== Do this ==
Below is some material; set it all down exactly, apart from the pictures.

== Supplied data ==
## BEGIN

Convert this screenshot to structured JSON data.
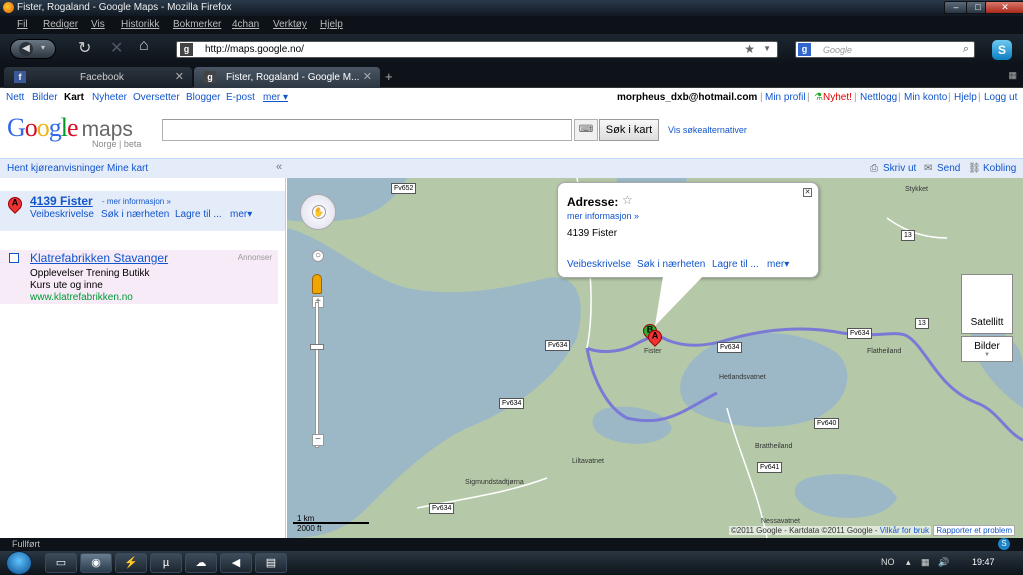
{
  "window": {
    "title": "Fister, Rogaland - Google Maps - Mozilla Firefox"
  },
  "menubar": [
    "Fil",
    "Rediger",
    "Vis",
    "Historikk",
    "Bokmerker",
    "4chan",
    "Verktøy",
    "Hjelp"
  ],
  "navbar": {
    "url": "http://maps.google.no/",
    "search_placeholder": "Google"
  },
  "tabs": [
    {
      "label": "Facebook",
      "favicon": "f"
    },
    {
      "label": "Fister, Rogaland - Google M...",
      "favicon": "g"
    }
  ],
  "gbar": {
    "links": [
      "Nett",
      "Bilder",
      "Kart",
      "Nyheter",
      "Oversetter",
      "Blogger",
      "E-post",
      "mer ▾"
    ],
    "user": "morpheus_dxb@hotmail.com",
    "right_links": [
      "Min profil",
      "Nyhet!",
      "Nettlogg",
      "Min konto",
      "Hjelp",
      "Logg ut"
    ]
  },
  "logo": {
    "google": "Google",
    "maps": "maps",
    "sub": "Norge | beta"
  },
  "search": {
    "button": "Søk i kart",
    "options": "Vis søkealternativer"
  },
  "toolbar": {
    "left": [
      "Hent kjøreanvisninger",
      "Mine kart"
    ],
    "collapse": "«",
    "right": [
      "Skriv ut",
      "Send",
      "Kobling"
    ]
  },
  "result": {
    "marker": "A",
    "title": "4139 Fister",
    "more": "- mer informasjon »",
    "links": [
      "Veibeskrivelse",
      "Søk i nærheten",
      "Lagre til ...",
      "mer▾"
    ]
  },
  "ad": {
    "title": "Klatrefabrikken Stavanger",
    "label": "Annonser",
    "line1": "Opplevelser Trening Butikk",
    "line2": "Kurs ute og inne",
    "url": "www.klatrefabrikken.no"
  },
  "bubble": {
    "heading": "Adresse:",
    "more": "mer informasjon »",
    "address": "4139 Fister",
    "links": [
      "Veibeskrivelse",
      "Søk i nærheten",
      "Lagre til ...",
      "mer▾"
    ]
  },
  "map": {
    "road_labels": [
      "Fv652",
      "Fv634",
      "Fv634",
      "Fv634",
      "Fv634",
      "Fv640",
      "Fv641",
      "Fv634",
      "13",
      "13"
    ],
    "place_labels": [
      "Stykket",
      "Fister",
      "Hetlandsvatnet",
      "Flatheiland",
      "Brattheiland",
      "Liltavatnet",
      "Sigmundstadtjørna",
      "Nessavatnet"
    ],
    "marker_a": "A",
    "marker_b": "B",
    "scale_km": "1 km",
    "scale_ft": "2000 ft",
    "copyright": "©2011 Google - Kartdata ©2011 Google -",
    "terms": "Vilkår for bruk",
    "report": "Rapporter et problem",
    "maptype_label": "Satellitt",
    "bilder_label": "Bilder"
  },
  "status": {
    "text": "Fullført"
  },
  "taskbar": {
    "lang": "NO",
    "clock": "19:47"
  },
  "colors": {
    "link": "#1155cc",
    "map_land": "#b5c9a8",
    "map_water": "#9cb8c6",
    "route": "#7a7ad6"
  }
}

## END

== Task result ==
Convert this screenshot to structured JSON data.
{
  "window": {
    "title": "Fister, Rogaland - Google Maps - Mozilla Firefox"
  },
  "menubar": [
    "Fil",
    "Rediger",
    "Vis",
    "Historikk",
    "Bokmerker",
    "4chan",
    "Verktøy",
    "Hjelp"
  ],
  "navbar": {
    "url": "http://maps.google.no/",
    "search_placeholder": "Google"
  },
  "tabs": [
    {
      "label": "Facebook",
      "favicon": "f"
    },
    {
      "label": "Fister, Rogaland - Google M...",
      "favicon": "g"
    }
  ],
  "gbar": {
    "links": [
      "Nett",
      "Bilder",
      "Kart",
      "Nyheter",
      "Oversetter",
      "Blogger",
      "E-post",
      "mer ▾"
    ],
    "user": "morpheus_dxb@hotmail.com",
    "right_links": [
      "Min profil",
      "Nyhet!",
      "Nettlogg",
      "Min konto",
      "Hjelp",
      "Logg ut"
    ]
  },
  "logo": {
    "google": "Google",
    "maps": "maps",
    "sub": "Norge | beta"
  },
  "search": {
    "button": "Søk i kart",
    "options": "Vis søkealternativer"
  },
  "toolbar": {
    "left": [
      "Hent kjøreanvisninger",
      "Mine kart"
    ],
    "collapse": "«",
    "right": [
      "Skriv ut",
      "Send",
      "Kobling"
    ]
  },
  "result": {
    "marker": "A",
    "title": "4139 Fister",
    "more": "- mer informasjon »",
    "links": [
      "Veibeskrivelse",
      "Søk i nærheten",
      "Lagre til ...",
      "mer▾"
    ]
  },
  "ad": {
    "title": "Klatrefabrikken Stavanger",
    "label": "Annonser",
    "line1": "Opplevelser Trening Butikk",
    "line2": "Kurs ute og inne",
    "url": "www.klatrefabrikken.no"
  },
  "bubble": {
    "heading": "Adresse:",
    "more": "mer informasjon »",
    "address": "4139 Fister",
    "links": [
      "Veibeskrivelse",
      "Søk i nærheten",
      "Lagre til ...",
      "mer▾"
    ]
  },
  "map": {
    "road_labels": [
      "Fv652",
      "Fv634",
      "Fv634",
      "Fv634",
      "Fv634",
      "Fv640",
      "Fv641",
      "Fv634",
      "13",
      "13"
    ],
    "place_labels": [
      "Stykket",
      "Fister",
      "Hetlandsvatnet",
      "Flatheiland",
      "Brattheiland",
      "Liltavatnet",
      "Sigmundstadtjørna",
      "Nessavatnet"
    ],
    "marker_a": "A",
    "marker_b": "B",
    "scale_km": "1 km",
    "scale_ft": "2000 ft",
    "copyright": "©2011 Google - Kartdata ©2011 Google -",
    "terms": "Vilkår for bruk",
    "report": "Rapporter et problem",
    "maptype_label": "Satellitt",
    "bilder_label": "Bilder"
  },
  "status": {
    "text": "Fullført"
  },
  "taskbar": {
    "lang": "NO",
    "clock": "19:47"
  },
  "colors": {
    "link": "#1155cc",
    "map_land": "#b5c9a8",
    "map_water": "#9cb8c6",
    "route": "#7a7ad6"
  }
}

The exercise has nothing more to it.